◆ Exercise data ◆
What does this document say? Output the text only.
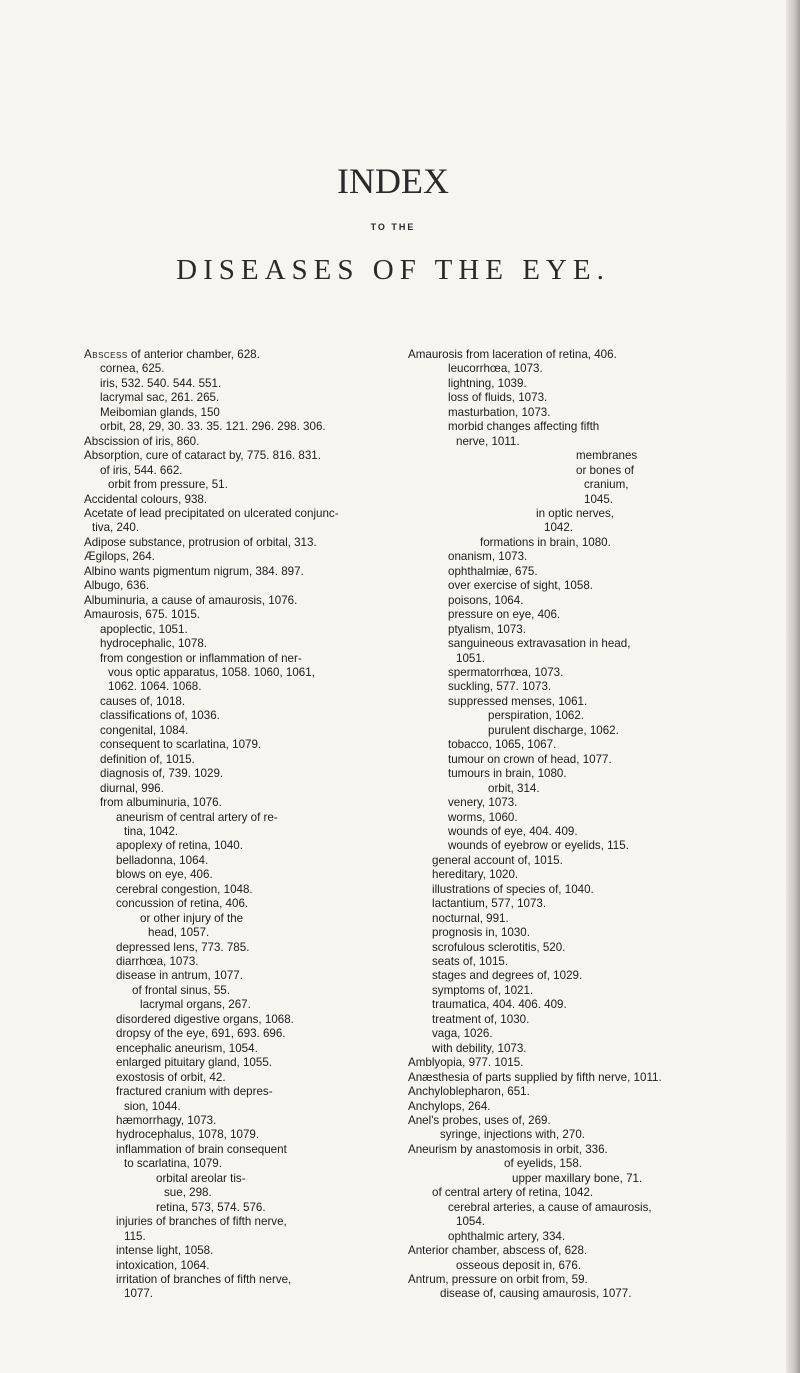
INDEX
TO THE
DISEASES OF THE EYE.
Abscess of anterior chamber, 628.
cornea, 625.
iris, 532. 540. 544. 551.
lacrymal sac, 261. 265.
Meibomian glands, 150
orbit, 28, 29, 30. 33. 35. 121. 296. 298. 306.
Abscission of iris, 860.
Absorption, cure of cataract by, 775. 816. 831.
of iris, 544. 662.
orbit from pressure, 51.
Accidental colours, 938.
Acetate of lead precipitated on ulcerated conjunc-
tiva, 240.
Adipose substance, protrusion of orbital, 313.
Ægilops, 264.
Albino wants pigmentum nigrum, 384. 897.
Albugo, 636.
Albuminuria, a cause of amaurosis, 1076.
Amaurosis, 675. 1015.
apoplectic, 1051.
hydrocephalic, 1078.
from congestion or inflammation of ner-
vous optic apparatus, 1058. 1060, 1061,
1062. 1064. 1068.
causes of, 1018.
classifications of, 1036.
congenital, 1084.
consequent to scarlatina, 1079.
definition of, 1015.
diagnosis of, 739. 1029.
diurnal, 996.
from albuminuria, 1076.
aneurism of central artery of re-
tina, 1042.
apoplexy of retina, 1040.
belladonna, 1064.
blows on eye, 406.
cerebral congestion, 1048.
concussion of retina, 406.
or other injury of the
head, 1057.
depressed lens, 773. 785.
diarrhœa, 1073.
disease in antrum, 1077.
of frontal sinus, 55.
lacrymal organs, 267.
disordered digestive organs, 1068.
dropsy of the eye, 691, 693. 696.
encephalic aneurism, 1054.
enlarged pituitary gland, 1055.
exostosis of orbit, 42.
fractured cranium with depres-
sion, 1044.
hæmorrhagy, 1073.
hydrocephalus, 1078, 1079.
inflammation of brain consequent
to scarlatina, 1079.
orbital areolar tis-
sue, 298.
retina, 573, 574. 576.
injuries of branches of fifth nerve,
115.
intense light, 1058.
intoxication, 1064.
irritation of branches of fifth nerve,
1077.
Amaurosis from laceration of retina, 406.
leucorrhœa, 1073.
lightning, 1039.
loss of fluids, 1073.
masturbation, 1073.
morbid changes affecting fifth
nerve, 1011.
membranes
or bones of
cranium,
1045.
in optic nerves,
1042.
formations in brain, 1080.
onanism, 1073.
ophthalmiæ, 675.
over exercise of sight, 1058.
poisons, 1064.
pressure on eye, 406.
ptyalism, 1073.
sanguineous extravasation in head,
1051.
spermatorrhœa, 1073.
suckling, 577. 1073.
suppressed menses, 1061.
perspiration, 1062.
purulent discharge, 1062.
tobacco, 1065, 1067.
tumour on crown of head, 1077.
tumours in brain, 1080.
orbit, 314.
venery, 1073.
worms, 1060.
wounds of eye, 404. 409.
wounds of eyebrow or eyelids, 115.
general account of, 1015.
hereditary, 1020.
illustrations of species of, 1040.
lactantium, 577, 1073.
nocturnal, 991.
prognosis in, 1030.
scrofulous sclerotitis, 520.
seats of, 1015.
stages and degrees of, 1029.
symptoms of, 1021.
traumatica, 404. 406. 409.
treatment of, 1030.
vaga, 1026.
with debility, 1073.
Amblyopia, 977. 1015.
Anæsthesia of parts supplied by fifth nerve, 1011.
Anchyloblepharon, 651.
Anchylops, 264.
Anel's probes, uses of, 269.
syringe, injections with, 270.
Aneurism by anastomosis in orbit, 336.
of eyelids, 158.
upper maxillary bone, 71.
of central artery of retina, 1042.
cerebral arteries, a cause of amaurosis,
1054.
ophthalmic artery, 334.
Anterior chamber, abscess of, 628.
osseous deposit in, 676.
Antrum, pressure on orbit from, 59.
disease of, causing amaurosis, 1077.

* * *

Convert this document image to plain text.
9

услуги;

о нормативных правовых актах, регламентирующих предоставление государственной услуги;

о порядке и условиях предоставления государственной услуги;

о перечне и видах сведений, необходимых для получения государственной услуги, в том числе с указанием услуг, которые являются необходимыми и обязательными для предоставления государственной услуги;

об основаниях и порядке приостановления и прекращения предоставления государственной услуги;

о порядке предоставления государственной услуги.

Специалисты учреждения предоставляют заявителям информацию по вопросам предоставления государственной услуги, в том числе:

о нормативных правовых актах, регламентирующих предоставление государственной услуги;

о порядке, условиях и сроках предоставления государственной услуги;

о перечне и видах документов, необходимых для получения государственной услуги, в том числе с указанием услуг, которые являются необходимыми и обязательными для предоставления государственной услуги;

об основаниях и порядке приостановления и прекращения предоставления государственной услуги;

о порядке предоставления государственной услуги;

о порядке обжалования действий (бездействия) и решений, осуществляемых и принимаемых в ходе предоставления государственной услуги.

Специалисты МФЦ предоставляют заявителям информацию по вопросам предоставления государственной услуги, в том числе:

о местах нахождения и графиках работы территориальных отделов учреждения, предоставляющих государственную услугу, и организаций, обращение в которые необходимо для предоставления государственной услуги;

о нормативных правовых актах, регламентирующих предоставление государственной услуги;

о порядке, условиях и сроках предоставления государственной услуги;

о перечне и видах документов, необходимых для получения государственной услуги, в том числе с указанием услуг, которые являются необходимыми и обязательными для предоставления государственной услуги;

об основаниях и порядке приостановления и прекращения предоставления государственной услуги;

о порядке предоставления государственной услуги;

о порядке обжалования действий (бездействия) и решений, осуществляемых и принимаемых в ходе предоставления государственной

---

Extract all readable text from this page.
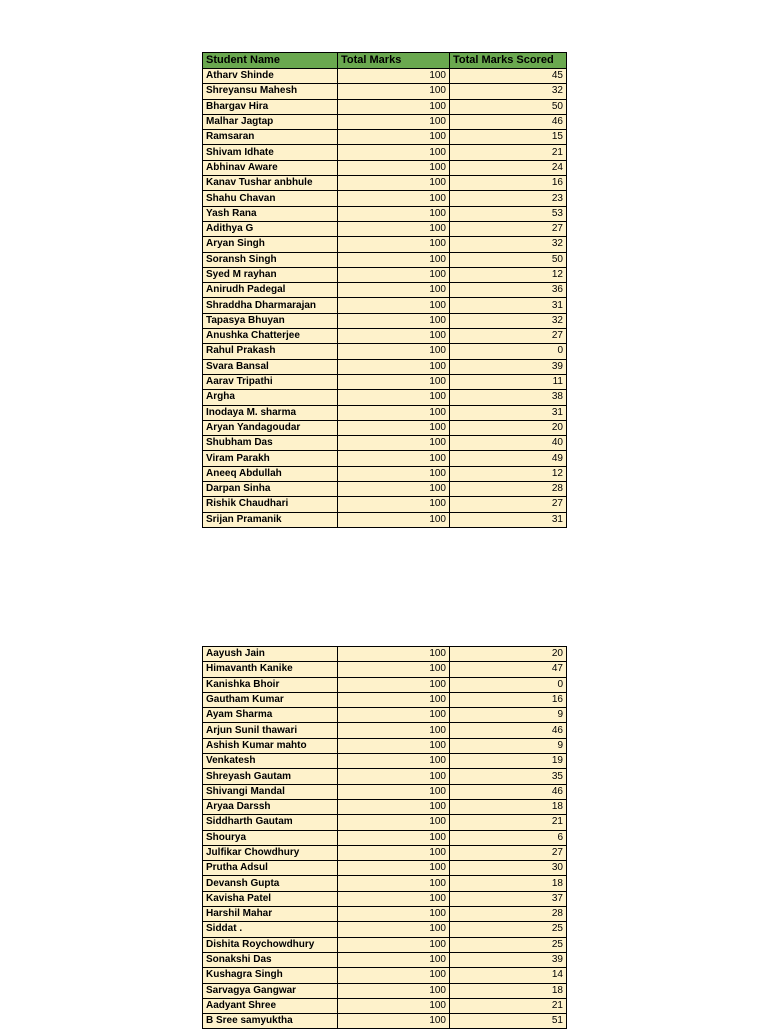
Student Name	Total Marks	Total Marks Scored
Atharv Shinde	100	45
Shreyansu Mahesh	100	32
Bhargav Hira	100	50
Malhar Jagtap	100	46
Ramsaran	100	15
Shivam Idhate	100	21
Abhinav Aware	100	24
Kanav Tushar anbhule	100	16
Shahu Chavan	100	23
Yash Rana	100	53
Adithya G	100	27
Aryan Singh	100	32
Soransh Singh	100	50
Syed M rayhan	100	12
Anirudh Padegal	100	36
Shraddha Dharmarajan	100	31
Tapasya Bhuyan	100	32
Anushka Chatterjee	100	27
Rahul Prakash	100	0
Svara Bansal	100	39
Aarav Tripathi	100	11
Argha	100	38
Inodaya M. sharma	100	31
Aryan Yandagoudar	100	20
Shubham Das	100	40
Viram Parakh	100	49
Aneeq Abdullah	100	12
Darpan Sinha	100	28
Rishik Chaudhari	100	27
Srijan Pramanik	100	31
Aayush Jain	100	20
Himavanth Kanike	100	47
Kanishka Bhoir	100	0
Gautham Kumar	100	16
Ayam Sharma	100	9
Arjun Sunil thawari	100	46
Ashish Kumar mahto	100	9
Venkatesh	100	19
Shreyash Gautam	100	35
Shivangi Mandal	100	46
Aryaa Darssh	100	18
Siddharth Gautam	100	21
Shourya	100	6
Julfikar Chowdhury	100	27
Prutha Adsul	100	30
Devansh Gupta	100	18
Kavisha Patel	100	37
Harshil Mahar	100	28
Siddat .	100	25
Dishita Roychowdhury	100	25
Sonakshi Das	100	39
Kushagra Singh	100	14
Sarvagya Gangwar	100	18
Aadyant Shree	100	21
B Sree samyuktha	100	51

◆ Exercise goal ◆
Copy every line of the listing containing the string "with".

◆ The completed task ◆
fractured cranium with depres-
with debility, 1073.
syringe, injections with, 270.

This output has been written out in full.